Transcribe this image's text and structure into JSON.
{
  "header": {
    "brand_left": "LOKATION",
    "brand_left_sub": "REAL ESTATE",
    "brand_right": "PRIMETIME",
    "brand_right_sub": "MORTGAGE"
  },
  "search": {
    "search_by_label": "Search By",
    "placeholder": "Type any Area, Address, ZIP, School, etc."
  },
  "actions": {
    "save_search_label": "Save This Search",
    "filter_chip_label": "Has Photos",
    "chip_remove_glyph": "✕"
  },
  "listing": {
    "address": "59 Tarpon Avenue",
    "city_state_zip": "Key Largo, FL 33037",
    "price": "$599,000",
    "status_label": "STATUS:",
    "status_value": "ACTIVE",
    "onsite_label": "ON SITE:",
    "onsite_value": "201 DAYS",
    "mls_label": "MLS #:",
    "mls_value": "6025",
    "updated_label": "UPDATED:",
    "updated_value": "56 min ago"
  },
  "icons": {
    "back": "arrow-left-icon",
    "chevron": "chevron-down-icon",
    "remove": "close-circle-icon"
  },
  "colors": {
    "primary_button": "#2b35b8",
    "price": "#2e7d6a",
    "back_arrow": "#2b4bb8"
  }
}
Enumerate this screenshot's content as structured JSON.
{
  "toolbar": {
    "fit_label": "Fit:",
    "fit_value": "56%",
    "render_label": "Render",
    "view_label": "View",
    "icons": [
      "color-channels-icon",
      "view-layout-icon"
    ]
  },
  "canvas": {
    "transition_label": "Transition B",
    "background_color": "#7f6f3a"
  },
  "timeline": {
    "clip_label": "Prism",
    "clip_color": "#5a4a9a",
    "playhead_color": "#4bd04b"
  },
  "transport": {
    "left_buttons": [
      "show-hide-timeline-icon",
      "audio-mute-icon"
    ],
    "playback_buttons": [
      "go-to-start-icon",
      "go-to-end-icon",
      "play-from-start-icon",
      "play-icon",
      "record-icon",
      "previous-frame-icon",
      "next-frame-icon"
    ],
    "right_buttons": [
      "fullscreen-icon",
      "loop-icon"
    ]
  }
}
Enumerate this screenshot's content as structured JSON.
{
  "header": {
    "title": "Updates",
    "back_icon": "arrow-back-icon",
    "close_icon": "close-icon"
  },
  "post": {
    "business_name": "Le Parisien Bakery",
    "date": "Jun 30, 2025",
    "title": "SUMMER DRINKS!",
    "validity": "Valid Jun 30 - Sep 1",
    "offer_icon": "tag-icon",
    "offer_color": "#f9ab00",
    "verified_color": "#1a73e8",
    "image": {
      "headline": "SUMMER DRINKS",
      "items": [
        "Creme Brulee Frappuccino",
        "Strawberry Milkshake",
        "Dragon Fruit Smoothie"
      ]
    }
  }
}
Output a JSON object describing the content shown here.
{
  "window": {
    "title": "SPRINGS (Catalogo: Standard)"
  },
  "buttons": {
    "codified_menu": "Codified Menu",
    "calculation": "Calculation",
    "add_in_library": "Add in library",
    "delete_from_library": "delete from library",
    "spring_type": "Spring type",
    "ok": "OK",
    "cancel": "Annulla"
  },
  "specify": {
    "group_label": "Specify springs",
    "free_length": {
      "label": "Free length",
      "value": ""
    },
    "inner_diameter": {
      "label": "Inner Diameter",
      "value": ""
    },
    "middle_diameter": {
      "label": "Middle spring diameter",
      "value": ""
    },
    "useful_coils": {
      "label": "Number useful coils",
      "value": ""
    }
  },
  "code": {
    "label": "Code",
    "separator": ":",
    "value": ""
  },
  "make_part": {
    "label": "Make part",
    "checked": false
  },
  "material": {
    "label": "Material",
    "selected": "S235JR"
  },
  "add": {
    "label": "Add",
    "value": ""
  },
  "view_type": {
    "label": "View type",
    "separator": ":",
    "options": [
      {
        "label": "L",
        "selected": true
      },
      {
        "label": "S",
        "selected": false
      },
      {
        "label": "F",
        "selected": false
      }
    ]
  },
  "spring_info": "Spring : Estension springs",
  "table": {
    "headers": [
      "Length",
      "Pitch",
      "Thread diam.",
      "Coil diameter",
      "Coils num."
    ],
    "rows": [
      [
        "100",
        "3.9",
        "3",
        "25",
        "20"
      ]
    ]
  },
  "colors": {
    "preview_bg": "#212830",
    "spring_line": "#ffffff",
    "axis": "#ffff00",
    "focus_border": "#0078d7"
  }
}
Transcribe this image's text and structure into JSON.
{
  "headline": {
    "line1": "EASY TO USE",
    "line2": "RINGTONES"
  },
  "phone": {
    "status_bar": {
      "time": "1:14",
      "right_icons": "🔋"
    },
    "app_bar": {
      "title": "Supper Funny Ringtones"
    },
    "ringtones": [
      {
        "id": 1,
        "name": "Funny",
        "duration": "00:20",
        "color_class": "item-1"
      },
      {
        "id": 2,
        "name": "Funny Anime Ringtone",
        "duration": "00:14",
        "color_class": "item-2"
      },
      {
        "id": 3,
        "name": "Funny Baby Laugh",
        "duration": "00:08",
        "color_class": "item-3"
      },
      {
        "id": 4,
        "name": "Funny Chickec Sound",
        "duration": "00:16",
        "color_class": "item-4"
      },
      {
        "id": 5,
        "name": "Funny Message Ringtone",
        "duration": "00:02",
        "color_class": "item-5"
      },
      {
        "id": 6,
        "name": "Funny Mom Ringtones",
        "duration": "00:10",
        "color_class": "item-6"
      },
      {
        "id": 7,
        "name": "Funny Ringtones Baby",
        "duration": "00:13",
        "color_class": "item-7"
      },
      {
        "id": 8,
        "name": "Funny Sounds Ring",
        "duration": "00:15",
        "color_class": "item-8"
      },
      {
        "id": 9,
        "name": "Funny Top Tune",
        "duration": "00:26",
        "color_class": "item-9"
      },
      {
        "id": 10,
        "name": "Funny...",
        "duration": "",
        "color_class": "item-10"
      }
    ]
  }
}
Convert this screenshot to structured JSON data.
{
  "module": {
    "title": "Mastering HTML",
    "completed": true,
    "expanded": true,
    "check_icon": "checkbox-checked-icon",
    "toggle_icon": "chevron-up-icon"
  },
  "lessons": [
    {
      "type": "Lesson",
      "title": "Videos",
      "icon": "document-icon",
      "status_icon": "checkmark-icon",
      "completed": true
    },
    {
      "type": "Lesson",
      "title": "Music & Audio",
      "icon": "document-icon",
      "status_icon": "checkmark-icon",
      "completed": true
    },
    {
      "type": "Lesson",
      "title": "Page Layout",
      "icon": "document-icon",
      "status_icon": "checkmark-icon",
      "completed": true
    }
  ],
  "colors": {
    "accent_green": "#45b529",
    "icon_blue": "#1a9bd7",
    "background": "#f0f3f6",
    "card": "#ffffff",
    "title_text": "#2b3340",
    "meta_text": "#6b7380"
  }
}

**Aim of the task**
Retype every entry above, word for word.

**Finished exercise**
Transcribe this image's text and structure into JSON.
{
  "header": {
    "brand_left": "LOKATION",
    "brand_left_sub": "REAL ESTATE",
    "brand_right": "PRIMETIME",
    "brand_right_sub": "MORTGAGE"
  },
  "search": {
    "search_by_label": "Search By",
    "placeholder": "Type any Area, Address, ZIP, School, etc."
  },
  "actions": {
    "save_search_label": "Save This Search",
    "filter_chip_label": "Has Photos",
    "chip_remove_glyph": "✕"
  },
  "listing": {
    "address": "59 Tarpon Avenue",
    "city_state_zip": "Key Largo, FL 33037",
    "price": "$599,000",
    "status_label": "STATUS:",
    "status_value": "ACTIVE",
    "onsite_label": "ON SITE:",
    "onsite_value": "201 DAYS",
    "mls_label": "MLS #:",
    "mls_value": "6025",
    "updated_label": "UPDATED:",
    "updated_value": "56 min ago"
  },
  "icons": {
    "back": "arrow-left-icon",
    "chevron": "chevron-down-icon",
    "remove": "close-circle-icon"
  },
  "colors": {
    "primary_button": "#2b35b8",
    "price": "#2e7d6a",
    "back_arrow": "#2b4bb8"
  }
}
Enumerate this screenshot's content as structured JSON.
{
  "toolbar": {
    "fit_label": "Fit:",
    "fit_value": "56%",
    "render_label": "Render",
    "view_label": "View",
    "icons": [
      "color-channels-icon",
      "view-layout-icon"
    ]
  },
  "canvas": {
    "transition_label": "Transition B",
    "background_color": "#7f6f3a"
  },
  "timeline": {
    "clip_label": "Prism",
    "clip_color": "#5a4a9a",
    "playhead_color": "#4bd04b"
  },
  "transport": {
    "left_buttons": [
      "show-hide-timeline-icon",
      "audio-mute-icon"
    ],
    "playback_buttons": [
      "go-to-start-icon",
      "go-to-end-icon",
      "play-from-start-icon",
      "play-icon",
      "record-icon",
      "previous-frame-icon",
      "next-frame-icon"
    ],
    "right_buttons": [
      "fullscreen-icon",
      "loop-icon"
    ]
  }
}
Enumerate this screenshot's content as structured JSON.
{
  "header": {
    "title": "Updates",
    "back_icon": "arrow-back-icon",
    "close_icon": "close-icon"
  },
  "post": {
    "business_name": "Le Parisien Bakery",
    "date": "Jun 30, 2025",
    "title": "SUMMER DRINKS!",
    "validity": "Valid Jun 30 - Sep 1",
    "offer_icon": "tag-icon",
    "offer_color": "#f9ab00",
    "verified_color": "#1a73e8",
    "image": {
      "headline": "SUMMER DRINKS",
      "items": [
        "Creme Brulee Frappuccino",
        "Strawberry Milkshake",
        "Dragon Fruit Smoothie"
      ]
    }
  }
}
Output a JSON object describing the content shown here.
{
  "window": {
    "title": "SPRINGS (Catalogo: Standard)"
  },
  "buttons": {
    "codified_menu": "Codified Menu",
    "calculation": "Calculation",
    "add_in_library": "Add in library",
    "delete_from_library": "delete from library",
    "spring_type": "Spring type",
    "ok": "OK",
    "cancel": "Annulla"
  },
  "specify": {
    "group_label": "Specify springs",
    "free_length": {
      "label": "Free length",
      "value": ""
    },
    "inner_diameter": {
      "label": "Inner Diameter",
      "value": ""
    },
    "middle_diameter": {
      "label": "Middle spring diameter",
      "value": ""
    },
    "useful_coils": {
      "label": "Number useful coils",
      "value": ""
    }
  },
  "code": {
    "label": "Code",
    "separator": ":",
    "value": ""
  },
  "make_part": {
    "label": "Make part",
    "checked": false
  },
  "material": {
    "label": "Material",
    "selected": "S235JR"
  },
  "add": {
    "label": "Add",
    "value": ""
  },
  "view_type": {
    "label": "View type",
    "separator": ":",
    "options": [
      {
        "label": "L",
        "selected": true
      },
      {
        "label": "S",
        "selected": false
      },
      {
        "label": "F",
        "selected": false
      }
    ]
  },
  "spring_info": "Spring : Estension springs",
  "table": {
    "headers": [
      "Length",
      "Pitch",
      "Thread diam.",
      "Coil diameter",
      "Coils num."
    ],
    "rows": [
      [
        "100",
        "3.9",
        "3",
        "25",
        "20"
      ]
    ]
  },
  "colors": {
    "preview_bg": "#212830",
    "spring_line": "#ffffff",
    "axis": "#ffff00",
    "focus_border": "#0078d7"
  }
}
Transcribe this image's text and structure into JSON.
{
  "headline": {
    "line1": "EASY TO USE",
    "line2": "RINGTONES"
  },
  "phone": {
    "status_bar": {
      "time": "1:14",
      "right_icons": "🔋"
    },
    "app_bar": {
      "title": "Supper Funny Ringtones"
    },
    "ringtones": [
      {
        "id": 1,
        "name": "Funny",
        "duration": "00:20",
        "color_class": "item-1"
      },
      {
        "id": 2,
        "name": "Funny Anime Ringtone",
        "duration": "00:14",
        "color_class": "item-2"
      },
      {
        "id": 3,
        "name": "Funny Baby Laugh",
        "duration": "00:08",
        "color_class": "item-3"
      },
      {
        "id": 4,
        "name": "Funny Chickec Sound",
        "duration": "00:16",
        "color_class": "item-4"
      },
      {
        "id": 5,
        "name": "Funny Message Ringtone",
        "duration": "00:02",
        "color_class": "item-5"
      },
      {
        "id": 6,
        "name": "Funny Mom Ringtones",
        "duration": "00:10",
        "color_class": "item-6"
      },
      {
        "id": 7,
        "name": "Funny Ringtones Baby",
        "duration": "00:13",
        "color_class": "item-7"
      },
      {
        "id": 8,
        "name": "Funny Sounds Ring",
        "duration": "00:15",
        "color_class": "item-8"
      },
      {
        "id": 9,
        "name": "Funny Top Tune",
        "duration": "00:26",
        "color_class": "item-9"
      },
      {
        "id": 10,
        "name": "Funny...",
        "duration": "",
        "color_class": "item-10"
      }
    ]
  }
}
Convert this screenshot to structured JSON data.
{
  "module": {
    "title": "Mastering HTML",
    "completed": true,
    "expanded": true,
    "check_icon": "checkbox-checked-icon",
    "toggle_icon": "chevron-up-icon"
  },
  "lessons": [
    {
      "type": "Lesson",
      "title": "Videos",
      "icon": "document-icon",
      "status_icon": "checkmark-icon",
      "completed": true
    },
    {
      "type": "Lesson",
      "title": "Music & Audio",
      "icon": "document-icon",
      "status_icon": "checkmark-icon",
      "completed": true
    },
    {
      "type": "Lesson",
      "title": "Page Layout",
      "icon": "document-icon",
      "status_icon": "checkmark-icon",
      "completed": true
    }
  ],
  "colors": {
    "accent_green": "#45b529",
    "icon_blue": "#1a9bd7",
    "background": "#f0f3f6",
    "card": "#ffffff",
    "title_text": "#2b3340",
    "meta_text": "#6b7380"
  }
}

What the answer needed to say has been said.